= Provided data =

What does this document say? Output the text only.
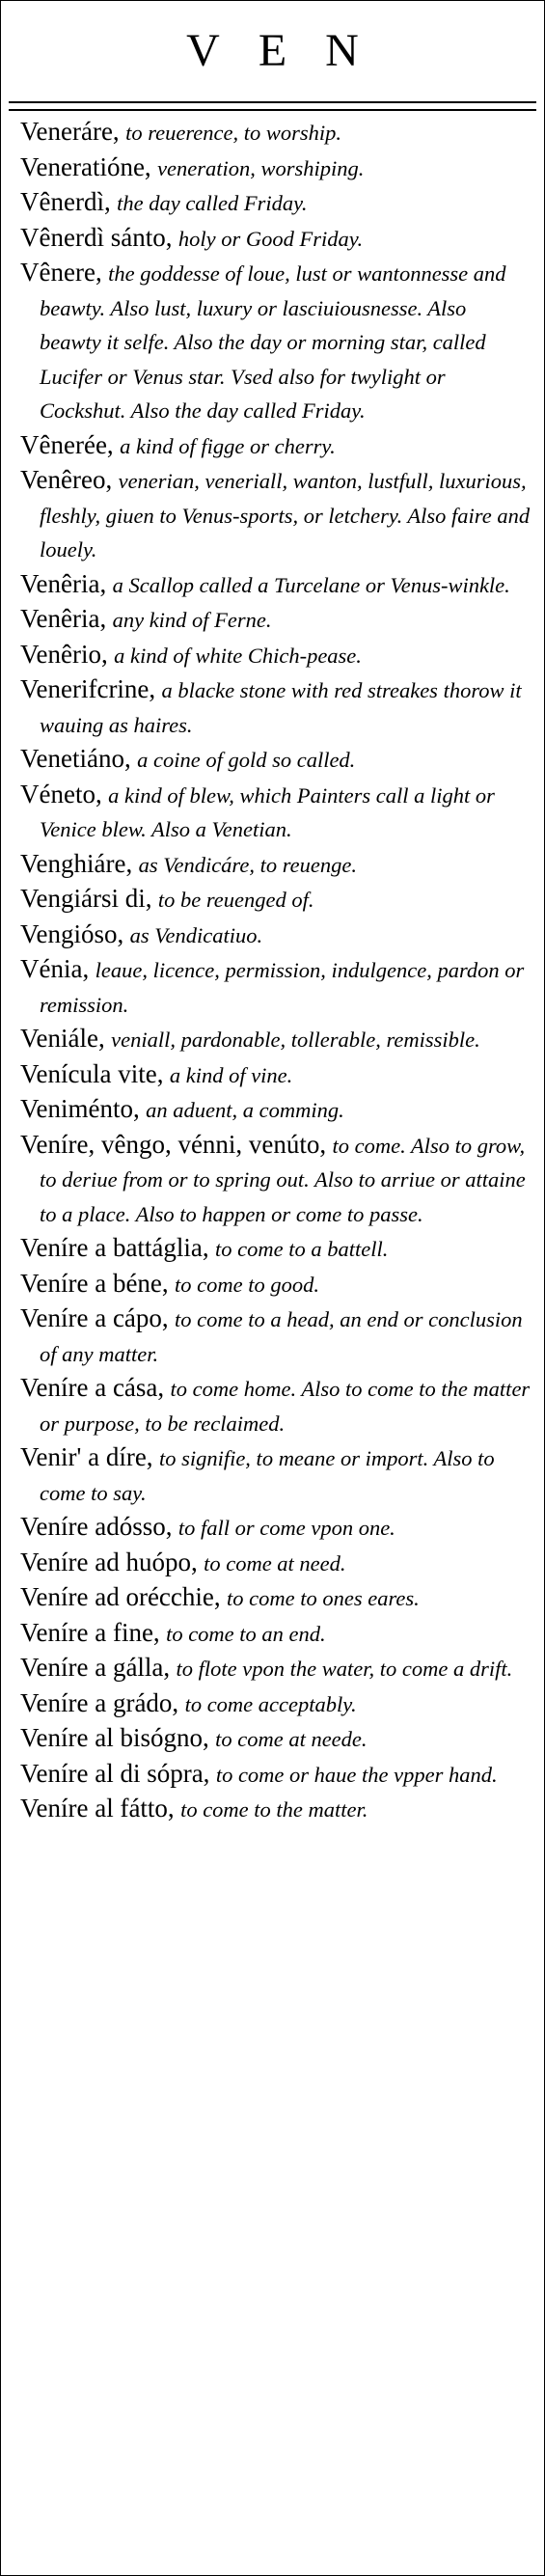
VEN
Veneráre, to reuerence, to worship.
Veneratióne, veneration, worshiping.
Vênerdì, the day called Friday.
Vênerdì sánto, holy or Good Friday.
Vênere, the goddesse of loue, lust or wantonnesse and beawty. Also lust, luxury or lasciuiousnesse. Also beawty it selfe. Also the day or morning star, called Lucifer or Venus star. Vsed also for twylight or Cockshut. Also the day called Friday.
Vênerée, a kind of figge or cherry.
Venêreo, venerian, veneriall, wanton, lustfull, luxurious, fleshly, giuen to Venus-sports, or letchery. Also faire and louely.
Venêria, a Scallop called a Turcelane or Venus-winkle.
Venêria, any kind of Ferne.
Venêrio, a kind of white Chich-pease.
Venerifcrine, a blacke stone with red streakes thorow it wauing as haires.
Venetiáno, a coine of gold so called.
Véneto, a kind of blew, which Painters call a light or Venice blew. Also a Venetian.
Venghiáre, as Vendicáre, to reuenge.
Vengiársi di, to be reuenged of.
Vengióso, as Vendicatiuo.
Vénia, leaue, licence, permission, indulgence, pardon or remission.
Veniále, veniall, pardonable, tollerable, remissible.
Venícula vite, a kind of vine.
Veniménto, an aduent, a comming.
Veníre, vêngo, vénni, venúto, to come. Also to grow, to deriue from or to spring out. Also to arriue or attaine to a place. Also to happen or come to passe.
Veníre a battáglia, to come to a battell.
Veníre a béne, to come to good.
Veníre a cápo, to come to a head, an end or conclusion of any matter.
Veníre a cása, to come home. Also to come to the matter or purpose, to be reclaimed.
Venir' a díre, to signifie, to meane or import. Also to come to say.
Veníre adósso, to fall or come vpon one.
Veníre ad huópo, to come at need.
Veníre ad orécchie, to come to ones eares.
Veníre a fine, to come to an end.
Veníre a gálla, to flote vpon the water, to come a drift.
Veníre a grádo, to come acceptably.
Veníre al bisógno, to come at neede.
Veníre al di sópra, to come or haue the vpper hand.
Veníre al fátto, to come to the matter.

= Exercise aim =
Restate each entry word for word, leaving out any pictures.

= Task response =
What does this document say? Output the text only.
VEN
Veneráre, to reuerence, to worship.
Veneratióne, veneration, worshiping.
Vênerdì, the day called Friday.
Vênerdì sánto, holy or Good Friday.
Vênere, the goddesse of loue, lust or wantonnesse and beawty. Also lust, luxury or lasciuiousnesse. Also beawty it selfe. Also the day or morning star, called Lucifer or Venus star. Vsed also for twylight or Cockshut. Also the day called Friday.
Vênerée, a kind of figge or cherry.
Venêreo, venerian, veneriall, wanton, lustfull, luxurious, fleshly, giuen to Venus-sports, or letchery. Also faire and louely.
Venêria, a Scallop called a Turcelane or Venus-winkle.
Venêria, any kind of Ferne.
Venêrio, a kind of white Chich-pease.
Venerifcrine, a blacke stone with red streakes thorow it wauing as haires.
Venetiáno, a coine of gold so called.
Véneto, a kind of blew, which Painters call a light or Venice blew. Also a Venetian.
Venghiáre, as Vendicáre, to reuenge.
Vengiársi di, to be reuenged of.
Vengióso, as Vendicatiuo.
Vénia, leaue, licence, permission, indulgence, pardon or remission.
Veniále, veniall, pardonable, tollerable, remissible.
Venícula vite, a kind of vine.
Veniménto, an aduent, a comming.
Veníre, vêngo, vénni, venúto, to come. Also to grow, to deriue from or to spring out. Also to arriue or attaine to a place. Also to happen or come to passe.
Veníre a battáglia, to come to a battell.
Veníre a béne, to come to good.
Veníre a cápo, to come to a head, an end or conclusion of any matter.
Veníre a cása, to come home. Also to come to the matter or purpose, to be reclaimed.
Venir' a díre, to signifie, to meane or import. Also to come to say.
Veníre adósso, to fall or come vpon one.
Veníre ad huópo, to come at need.
Veníre ad orécchie, to come to ones eares.
Veníre a fine, to come to an end.
Veníre a gálla, to flote vpon the water, to come a drift.
Veníre a grádo, to come acceptably.
Veníre al bisógno, to come at neede.
Veníre al di sópra, to come or haue the vpper hand.
Veníre al fátto, to come to the matter.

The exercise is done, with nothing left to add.